[start]

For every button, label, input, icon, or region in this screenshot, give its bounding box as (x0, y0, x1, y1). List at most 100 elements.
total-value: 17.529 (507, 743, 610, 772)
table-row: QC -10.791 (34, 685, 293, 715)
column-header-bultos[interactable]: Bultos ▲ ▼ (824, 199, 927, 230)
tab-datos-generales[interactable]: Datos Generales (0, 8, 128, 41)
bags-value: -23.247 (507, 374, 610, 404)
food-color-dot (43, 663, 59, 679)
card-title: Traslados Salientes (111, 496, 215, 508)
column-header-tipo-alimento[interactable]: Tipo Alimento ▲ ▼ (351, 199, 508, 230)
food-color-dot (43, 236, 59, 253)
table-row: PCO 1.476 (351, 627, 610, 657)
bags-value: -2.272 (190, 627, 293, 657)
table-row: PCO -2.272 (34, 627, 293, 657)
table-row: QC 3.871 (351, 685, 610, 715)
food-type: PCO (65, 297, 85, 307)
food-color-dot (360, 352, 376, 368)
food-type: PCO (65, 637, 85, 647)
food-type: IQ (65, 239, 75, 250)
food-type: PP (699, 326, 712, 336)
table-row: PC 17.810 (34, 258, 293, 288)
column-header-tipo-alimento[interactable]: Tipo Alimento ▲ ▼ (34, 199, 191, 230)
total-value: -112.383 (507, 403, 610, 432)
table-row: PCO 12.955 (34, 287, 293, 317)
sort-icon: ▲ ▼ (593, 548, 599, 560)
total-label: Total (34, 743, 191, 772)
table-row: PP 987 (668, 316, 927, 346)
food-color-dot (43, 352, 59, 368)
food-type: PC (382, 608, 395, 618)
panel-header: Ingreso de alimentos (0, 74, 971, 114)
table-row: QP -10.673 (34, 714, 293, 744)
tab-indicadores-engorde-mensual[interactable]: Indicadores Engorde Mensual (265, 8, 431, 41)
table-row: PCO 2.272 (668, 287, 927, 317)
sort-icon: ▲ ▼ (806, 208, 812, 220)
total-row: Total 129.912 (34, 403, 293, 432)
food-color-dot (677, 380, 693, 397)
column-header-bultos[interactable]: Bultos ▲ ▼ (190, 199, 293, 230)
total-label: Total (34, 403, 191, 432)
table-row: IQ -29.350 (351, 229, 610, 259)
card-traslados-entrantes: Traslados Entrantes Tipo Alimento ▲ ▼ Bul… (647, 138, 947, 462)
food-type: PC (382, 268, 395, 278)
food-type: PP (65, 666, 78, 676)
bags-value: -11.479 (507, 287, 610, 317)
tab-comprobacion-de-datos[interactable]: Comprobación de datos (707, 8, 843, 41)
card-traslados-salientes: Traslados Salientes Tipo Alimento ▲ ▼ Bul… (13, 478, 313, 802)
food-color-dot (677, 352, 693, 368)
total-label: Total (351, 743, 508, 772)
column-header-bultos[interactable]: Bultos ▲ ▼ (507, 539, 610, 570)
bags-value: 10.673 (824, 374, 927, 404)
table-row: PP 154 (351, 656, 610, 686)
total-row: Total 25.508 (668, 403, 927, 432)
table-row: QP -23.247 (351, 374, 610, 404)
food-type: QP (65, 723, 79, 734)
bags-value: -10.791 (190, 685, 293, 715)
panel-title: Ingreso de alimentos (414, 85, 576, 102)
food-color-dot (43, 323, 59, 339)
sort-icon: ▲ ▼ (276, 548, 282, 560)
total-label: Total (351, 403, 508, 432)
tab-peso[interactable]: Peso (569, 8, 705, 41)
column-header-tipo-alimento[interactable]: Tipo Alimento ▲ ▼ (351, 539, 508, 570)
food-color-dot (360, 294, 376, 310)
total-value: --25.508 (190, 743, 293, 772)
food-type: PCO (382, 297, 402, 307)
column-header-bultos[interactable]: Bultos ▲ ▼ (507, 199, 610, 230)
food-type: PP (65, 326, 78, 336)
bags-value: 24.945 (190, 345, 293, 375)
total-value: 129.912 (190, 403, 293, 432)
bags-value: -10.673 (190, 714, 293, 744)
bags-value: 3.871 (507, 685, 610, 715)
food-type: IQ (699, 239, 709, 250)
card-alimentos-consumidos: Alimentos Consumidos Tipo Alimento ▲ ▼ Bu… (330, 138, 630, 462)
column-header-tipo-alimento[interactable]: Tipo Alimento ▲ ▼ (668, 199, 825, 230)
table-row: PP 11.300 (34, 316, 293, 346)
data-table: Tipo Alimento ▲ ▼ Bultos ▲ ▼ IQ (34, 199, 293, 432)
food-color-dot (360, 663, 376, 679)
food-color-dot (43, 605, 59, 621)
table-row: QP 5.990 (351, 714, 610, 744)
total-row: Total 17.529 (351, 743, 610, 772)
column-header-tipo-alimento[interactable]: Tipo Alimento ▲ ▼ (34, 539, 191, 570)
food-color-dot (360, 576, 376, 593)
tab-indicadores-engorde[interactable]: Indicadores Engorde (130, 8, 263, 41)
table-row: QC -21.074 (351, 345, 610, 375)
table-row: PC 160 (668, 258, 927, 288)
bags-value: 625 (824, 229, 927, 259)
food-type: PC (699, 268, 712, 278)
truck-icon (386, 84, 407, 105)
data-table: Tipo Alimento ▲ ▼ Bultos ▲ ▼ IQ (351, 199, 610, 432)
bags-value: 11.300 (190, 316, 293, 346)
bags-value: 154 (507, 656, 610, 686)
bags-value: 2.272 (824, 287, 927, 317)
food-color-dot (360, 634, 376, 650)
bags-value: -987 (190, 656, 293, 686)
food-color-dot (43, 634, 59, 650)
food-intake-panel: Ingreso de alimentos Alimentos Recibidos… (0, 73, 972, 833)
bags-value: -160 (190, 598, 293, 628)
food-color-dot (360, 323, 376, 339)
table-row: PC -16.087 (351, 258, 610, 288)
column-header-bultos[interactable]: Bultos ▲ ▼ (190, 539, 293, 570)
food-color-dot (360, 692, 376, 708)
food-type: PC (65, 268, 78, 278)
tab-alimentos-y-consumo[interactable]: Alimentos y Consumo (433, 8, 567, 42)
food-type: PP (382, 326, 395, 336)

[end]

→ **EXERCISE BRIEF**
Rewrite the records with every "food-color-dot" switched to "color-swatch" and everything else unchanged.

→ **OUTPUT OF THE EXERCISE**
For every button, label, input, icon, or region in this screenshot, give its bounding box as (x0, y0, x1, y1). List at most 100 elements.
total-value: 17.529 (507, 743, 610, 772)
table-row: QC -10.791 (34, 685, 293, 715)
column-header-bultos[interactable]: Bultos ▲ ▼ (824, 199, 927, 230)
tab-datos-generales[interactable]: Datos Generales (0, 8, 128, 41)
bags-value: -23.247 (507, 374, 610, 404)
color-swatch (43, 663, 59, 679)
card-title: Traslados Salientes (111, 496, 215, 508)
column-header-tipo-alimento[interactable]: Tipo Alimento ▲ ▼ (351, 199, 508, 230)
color-swatch (43, 236, 59, 253)
table-row: PCO 1.476 (351, 627, 610, 657)
bags-value: -2.272 (190, 627, 293, 657)
table-row: PCO -2.272 (34, 627, 293, 657)
table-row: QC 3.871 (351, 685, 610, 715)
food-type: PCO (65, 297, 85, 307)
color-swatch (360, 352, 376, 368)
food-type: PCO (65, 637, 85, 647)
food-type: IQ (65, 239, 75, 250)
food-type: PP (699, 326, 712, 336)
table-row: PC 17.810 (34, 258, 293, 288)
column-header-tipo-alimento[interactable]: Tipo Alimento ▲ ▼ (34, 199, 191, 230)
total-value: -112.383 (507, 403, 610, 432)
table-row: PCO 12.955 (34, 287, 293, 317)
sort-icon: ▲ ▼ (593, 548, 599, 560)
total-label: Total (34, 743, 191, 772)
table-row: PP 987 (668, 316, 927, 346)
color-swatch (43, 352, 59, 368)
food-type: PC (382, 608, 395, 618)
panel-header: Ingreso de alimentos (0, 74, 971, 114)
table-row: QP -10.673 (34, 714, 293, 744)
tab-indicadores-engorde-mensual[interactable]: Indicadores Engorde Mensual (265, 8, 431, 41)
table-row: PCO 2.272 (668, 287, 927, 317)
sort-icon: ▲ ▼ (806, 208, 812, 220)
total-row: Total 129.912 (34, 403, 293, 432)
color-swatch (677, 380, 693, 397)
column-header-bultos[interactable]: Bultos ▲ ▼ (190, 199, 293, 230)
total-label: Total (34, 403, 191, 432)
table-row: IQ -29.350 (351, 229, 610, 259)
card-traslados-entrantes: Traslados Entrantes Tipo Alimento ▲ ▼ Bul… (647, 138, 947, 462)
food-type: PC (382, 268, 395, 278)
food-type: PP (65, 666, 78, 676)
bags-value: -11.479 (507, 287, 610, 317)
tab-comprobacion-de-datos[interactable]: Comprobación de datos (707, 8, 843, 41)
card-traslados-salientes: Traslados Salientes Tipo Alimento ▲ ▼ Bul… (13, 478, 313, 802)
color-swatch (677, 352, 693, 368)
total-label: Total (351, 743, 508, 772)
column-header-bultos[interactable]: Bultos ▲ ▼ (507, 539, 610, 570)
bags-value: 10.673 (824, 374, 927, 404)
table-row: PP 154 (351, 656, 610, 686)
total-row: Total 25.508 (668, 403, 927, 432)
table-row: QP -23.247 (351, 374, 610, 404)
food-type: QP (65, 723, 79, 734)
bags-value: -10.791 (190, 685, 293, 715)
panel-title: Ingreso de alimentos (414, 85, 576, 102)
color-swatch (43, 323, 59, 339)
sort-icon: ▲ ▼ (276, 548, 282, 560)
total-label: Total (351, 403, 508, 432)
tab-peso[interactable]: Peso (569, 8, 705, 41)
column-header-tipo-alimento[interactable]: Tipo Alimento ▲ ▼ (351, 539, 508, 570)
color-swatch (360, 294, 376, 310)
total-value: --25.508 (190, 743, 293, 772)
food-type: PCO (382, 297, 402, 307)
column-header-bultos[interactable]: Bultos ▲ ▼ (507, 199, 610, 230)
food-type: PP (65, 326, 78, 336)
bags-value: 24.945 (190, 345, 293, 375)
total-value: 129.912 (190, 403, 293, 432)
bags-value: -10.673 (190, 714, 293, 744)
bags-value: 3.871 (507, 685, 610, 715)
food-type: IQ (699, 239, 709, 250)
card-alimentos-consumidos: Alimentos Consumidos Tipo Alimento ▲ ▼ Bu… (330, 138, 630, 462)
column-header-tipo-alimento[interactable]: Tipo Alimento ▲ ▼ (668, 199, 825, 230)
table-row: PP 11.300 (34, 316, 293, 346)
data-table: Tipo Alimento ▲ ▼ Bultos ▲ ▼ IQ (34, 199, 293, 432)
color-swatch (360, 663, 376, 679)
color-swatch (43, 605, 59, 621)
table-row: QP 5.990 (351, 714, 610, 744)
total-row: Total 17.529 (351, 743, 610, 772)
column-header-tipo-alimento[interactable]: Tipo Alimento ▲ ▼ (34, 539, 191, 570)
color-swatch (360, 576, 376, 593)
tab-indicadores-engorde[interactable]: Indicadores Engorde (130, 8, 263, 41)
table-row: QC -21.074 (351, 345, 610, 375)
table-row: PC 160 (668, 258, 927, 288)
bags-value: 625 (824, 229, 927, 259)
food-type: PC (699, 268, 712, 278)
truck-icon (386, 84, 407, 105)
data-table: Tipo Alimento ▲ ▼ Bultos ▲ ▼ IQ (351, 199, 610, 432)
bags-value: 11.300 (190, 316, 293, 346)
bags-value: 154 (507, 656, 610, 686)
bags-value: 2.272 (824, 287, 927, 317)
color-swatch (360, 634, 376, 650)
bags-value: -987 (190, 656, 293, 686)
color-swatch (43, 634, 59, 650)
food-intake-panel: Ingreso de alimentos Alimentos Recibidos… (0, 73, 972, 833)
bags-value: -160 (190, 598, 293, 628)
color-swatch (360, 323, 376, 339)
table-row: PC -16.087 (351, 258, 610, 288)
column-header-bultos[interactable]: Bultos ▲ ▼ (190, 539, 293, 570)
color-swatch (360, 692, 376, 708)
food-type: PC (65, 268, 78, 278)
tab-alimentos-y-consumo[interactable]: Alimentos y Consumo (433, 8, 567, 42)
food-type: PP (382, 326, 395, 336)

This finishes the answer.